_EXERCISE GOAL_. Output an exact reproduction of the data.

_Stored data_.

# # #

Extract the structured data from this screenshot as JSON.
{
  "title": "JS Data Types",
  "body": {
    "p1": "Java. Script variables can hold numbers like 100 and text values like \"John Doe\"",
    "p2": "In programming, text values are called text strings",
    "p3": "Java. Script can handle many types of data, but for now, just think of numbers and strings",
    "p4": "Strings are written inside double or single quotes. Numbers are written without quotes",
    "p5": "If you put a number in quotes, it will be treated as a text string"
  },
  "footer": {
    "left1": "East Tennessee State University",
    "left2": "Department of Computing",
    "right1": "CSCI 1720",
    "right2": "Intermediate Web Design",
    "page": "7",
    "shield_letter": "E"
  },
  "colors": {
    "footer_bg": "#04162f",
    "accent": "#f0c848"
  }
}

# # #

_FINAL RESULT_.
Extract the structured data from this screenshot as JSON.
{
  "title": "JS Data Types",
  "body": {
    "p1": "Java. Script variables can hold numbers like 100 and text values like \"John Doe\"",
    "p2": "In programming, text values are called text strings",
    "p3": "Java. Script can handle many types of data, but for now, just think of numbers and strings",
    "p4": "Strings are written inside double or single quotes. Numbers are written without quotes",
    "p5": "If you put a number in quotes, it will be treated as a text string"
  },
  "footer": {
    "left1": "East Tennessee State University",
    "left2": "Department of Computing",
    "right1": "CSCI 1720",
    "right2": "Intermediate Web Design",
    "page": "7",
    "shield_letter": "E"
  },
  "colors": {
    "footer_bg": "#04162f",
    "accent": "#f0c848"
  }
}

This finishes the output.